▸ Work to be completed:
All the data should come back exactly as it was given.

------------------------------------------------

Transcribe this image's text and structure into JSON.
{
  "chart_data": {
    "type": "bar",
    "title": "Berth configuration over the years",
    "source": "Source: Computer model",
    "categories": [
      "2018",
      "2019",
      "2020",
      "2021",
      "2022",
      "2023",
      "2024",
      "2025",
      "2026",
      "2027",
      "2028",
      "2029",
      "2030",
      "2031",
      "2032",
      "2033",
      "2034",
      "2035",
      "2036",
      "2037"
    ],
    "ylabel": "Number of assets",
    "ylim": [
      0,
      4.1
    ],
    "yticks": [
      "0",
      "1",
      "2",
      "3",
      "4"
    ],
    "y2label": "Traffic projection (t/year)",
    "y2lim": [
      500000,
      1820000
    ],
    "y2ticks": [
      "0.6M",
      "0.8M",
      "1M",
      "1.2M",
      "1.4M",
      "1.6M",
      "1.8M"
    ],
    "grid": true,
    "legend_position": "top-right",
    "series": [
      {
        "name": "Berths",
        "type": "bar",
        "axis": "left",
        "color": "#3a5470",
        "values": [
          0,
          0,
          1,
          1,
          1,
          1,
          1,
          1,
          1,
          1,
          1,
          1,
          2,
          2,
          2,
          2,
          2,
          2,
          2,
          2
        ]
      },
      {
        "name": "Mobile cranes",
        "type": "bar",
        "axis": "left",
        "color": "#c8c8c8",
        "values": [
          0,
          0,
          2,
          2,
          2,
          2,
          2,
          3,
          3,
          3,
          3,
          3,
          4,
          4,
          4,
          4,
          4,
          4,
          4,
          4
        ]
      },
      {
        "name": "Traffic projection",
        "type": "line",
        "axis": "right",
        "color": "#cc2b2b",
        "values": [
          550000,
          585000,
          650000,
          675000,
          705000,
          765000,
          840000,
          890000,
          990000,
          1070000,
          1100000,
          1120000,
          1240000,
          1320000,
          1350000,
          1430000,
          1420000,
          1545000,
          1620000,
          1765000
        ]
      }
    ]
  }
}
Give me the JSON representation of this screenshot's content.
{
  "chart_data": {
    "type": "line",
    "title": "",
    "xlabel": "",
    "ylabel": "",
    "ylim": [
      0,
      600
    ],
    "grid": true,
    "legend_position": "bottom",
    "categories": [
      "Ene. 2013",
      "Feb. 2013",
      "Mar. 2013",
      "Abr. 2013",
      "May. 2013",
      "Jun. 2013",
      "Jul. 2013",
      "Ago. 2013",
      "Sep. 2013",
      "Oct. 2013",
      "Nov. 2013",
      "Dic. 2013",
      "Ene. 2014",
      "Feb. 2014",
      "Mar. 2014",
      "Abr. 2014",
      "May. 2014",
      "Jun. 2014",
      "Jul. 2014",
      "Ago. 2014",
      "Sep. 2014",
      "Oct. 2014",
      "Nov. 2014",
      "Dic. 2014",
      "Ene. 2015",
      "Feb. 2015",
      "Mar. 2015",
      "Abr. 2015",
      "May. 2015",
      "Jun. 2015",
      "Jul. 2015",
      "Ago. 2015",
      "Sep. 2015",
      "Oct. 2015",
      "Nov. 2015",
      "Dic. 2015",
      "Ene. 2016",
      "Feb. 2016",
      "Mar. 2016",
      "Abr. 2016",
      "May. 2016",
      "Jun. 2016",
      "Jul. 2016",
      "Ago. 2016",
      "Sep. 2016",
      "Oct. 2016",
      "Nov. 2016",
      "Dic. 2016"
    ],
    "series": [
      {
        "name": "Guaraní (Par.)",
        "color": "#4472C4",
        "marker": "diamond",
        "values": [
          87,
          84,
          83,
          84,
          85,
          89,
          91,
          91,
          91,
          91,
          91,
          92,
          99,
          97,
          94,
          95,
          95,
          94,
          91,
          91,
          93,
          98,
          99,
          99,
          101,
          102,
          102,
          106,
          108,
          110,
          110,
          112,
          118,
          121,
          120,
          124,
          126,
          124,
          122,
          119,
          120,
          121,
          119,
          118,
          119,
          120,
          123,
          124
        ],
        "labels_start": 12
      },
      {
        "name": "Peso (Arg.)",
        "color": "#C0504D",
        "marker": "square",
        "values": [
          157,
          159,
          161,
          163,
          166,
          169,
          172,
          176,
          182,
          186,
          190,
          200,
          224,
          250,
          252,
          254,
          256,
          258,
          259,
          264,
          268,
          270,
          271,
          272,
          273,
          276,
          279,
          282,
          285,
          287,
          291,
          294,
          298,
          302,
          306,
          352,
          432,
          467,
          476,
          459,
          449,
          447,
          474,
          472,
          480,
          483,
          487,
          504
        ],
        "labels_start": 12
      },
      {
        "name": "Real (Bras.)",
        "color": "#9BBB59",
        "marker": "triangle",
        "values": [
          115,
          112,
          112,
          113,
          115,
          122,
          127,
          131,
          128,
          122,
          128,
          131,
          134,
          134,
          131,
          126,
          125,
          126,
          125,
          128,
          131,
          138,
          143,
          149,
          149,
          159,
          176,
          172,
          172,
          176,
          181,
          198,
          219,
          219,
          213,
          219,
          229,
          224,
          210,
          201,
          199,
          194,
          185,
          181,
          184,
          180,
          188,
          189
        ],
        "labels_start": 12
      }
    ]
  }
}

------------------------------------------------

▸ Output for this exercise:
Transcribe this image's text and structure into JSON.
{
  "chart_data": {
    "type": "bar",
    "title": "Berth configuration over the years",
    "source": "Source: Computer model",
    "categories": [
      "2018",
      "2019",
      "2020",
      "2021",
      "2022",
      "2023",
      "2024",
      "2025",
      "2026",
      "2027",
      "2028",
      "2029",
      "2030",
      "2031",
      "2032",
      "2033",
      "2034",
      "2035",
      "2036",
      "2037"
    ],
    "ylabel": "Number of assets",
    "ylim": [
      0,
      4.1
    ],
    "yticks": [
      "0",
      "1",
      "2",
      "3",
      "4"
    ],
    "y2label": "Traffic projection (t/year)",
    "y2lim": [
      500000,
      1820000
    ],
    "y2ticks": [
      "0.6M",
      "0.8M",
      "1M",
      "1.2M",
      "1.4M",
      "1.6M",
      "1.8M"
    ],
    "grid": true,
    "legend_position": "top-right",
    "series": [
      {
        "name": "Berths",
        "type": "bar",
        "axis": "left",
        "color": "#3a5470",
        "values": [
          0,
          0,
          1,
          1,
          1,
          1,
          1,
          1,
          1,
          1,
          1,
          1,
          2,
          2,
          2,
          2,
          2,
          2,
          2,
          2
        ]
      },
      {
        "name": "Mobile cranes",
        "type": "bar",
        "axis": "left",
        "color": "#c8c8c8",
        "values": [
          0,
          0,
          2,
          2,
          2,
          2,
          2,
          3,
          3,
          3,
          3,
          3,
          4,
          4,
          4,
          4,
          4,
          4,
          4,
          4
        ]
      },
      {
        "name": "Traffic projection",
        "type": "line",
        "axis": "right",
        "color": "#cc2b2b",
        "values": [
          550000,
          585000,
          650000,
          675000,
          705000,
          765000,
          840000,
          890000,
          990000,
          1070000,
          1100000,
          1120000,
          1240000,
          1320000,
          1350000,
          1430000,
          1420000,
          1545000,
          1620000,
          1765000
        ]
      }
    ]
  }
}
Give me the JSON representation of this screenshot's content.
{
  "chart_data": {
    "type": "line",
    "title": "",
    "xlabel": "",
    "ylabel": "",
    "ylim": [
      0,
      600
    ],
    "grid": true,
    "legend_position": "bottom",
    "categories": [
      "Ene. 2013",
      "Feb. 2013",
      "Mar. 2013",
      "Abr. 2013",
      "May. 2013",
      "Jun. 2013",
      "Jul. 2013",
      "Ago. 2013",
      "Sep. 2013",
      "Oct. 2013",
      "Nov. 2013",
      "Dic. 2013",
      "Ene. 2014",
      "Feb. 2014",
      "Mar. 2014",
      "Abr. 2014",
      "May. 2014",
      "Jun. 2014",
      "Jul. 2014",
      "Ago. 2014",
      "Sep. 2014",
      "Oct. 2014",
      "Nov. 2014",
      "Dic. 2014",
      "Ene. 2015",
      "Feb. 2015",
      "Mar. 2015",
      "Abr. 2015",
      "May. 2015",
      "Jun. 2015",
      "Jul. 2015",
      "Ago. 2015",
      "Sep. 2015",
      "Oct. 2015",
      "Nov. 2015",
      "Dic. 2015",
      "Ene. 2016",
      "Feb. 2016",
      "Mar. 2016",
      "Abr. 2016",
      "May. 2016",
      "Jun. 2016",
      "Jul. 2016",
      "Ago. 2016",
      "Sep. 2016",
      "Oct. 2016",
      "Nov. 2016",
      "Dic. 2016"
    ],
    "series": [
      {
        "name": "Guaraní (Par.)",
        "color": "#4472C4",
        "marker": "diamond",
        "values": [
          87,
          84,
          83,
          84,
          85,
          89,
          91,
          91,
          91,
          91,
          91,
          92,
          99,
          97,
          94,
          95,
          95,
          94,
          91,
          91,
          93,
          98,
          99,
          99,
          101,
          102,
          102,
          106,
          108,
          110,
          110,
          112,
          118,
          121,
          120,
          124,
          126,
          124,
          122,
          119,
          120,
          121,
          119,
          118,
          119,
          120,
          123,
          124
        ],
        "labels_start": 12
      },
      {
        "name": "Peso (Arg.)",
        "color": "#C0504D",
        "marker": "square",
        "values": [
          157,
          159,
          161,
          163,
          166,
          169,
          172,
          176,
          182,
          186,
          190,
          200,
          224,
          250,
          252,
          254,
          256,
          258,
          259,
          264,
          268,
          270,
          271,
          272,
          273,
          276,
          279,
          282,
          285,
          287,
          291,
          294,
          298,
          302,
          306,
          352,
          432,
          467,
          476,
          459,
          449,
          447,
          474,
          472,
          480,
          483,
          487,
          504
        ],
        "labels_start": 12
      },
      {
        "name": "Real (Bras.)",
        "color": "#9BBB59",
        "marker": "triangle",
        "values": [
          115,
          112,
          112,
          113,
          115,
          122,
          127,
          131,
          128,
          122,
          128,
          131,
          134,
          134,
          131,
          126,
          125,
          126,
          125,
          128,
          131,
          138,
          143,
          149,
          149,
          159,
          176,
          172,
          172,
          176,
          181,
          198,
          219,
          219,
          213,
          219,
          229,
          224,
          210,
          201,
          199,
          194,
          185,
          181,
          184,
          180,
          188,
          189
        ],
        "labels_start": 12
      }
    ]
  }
}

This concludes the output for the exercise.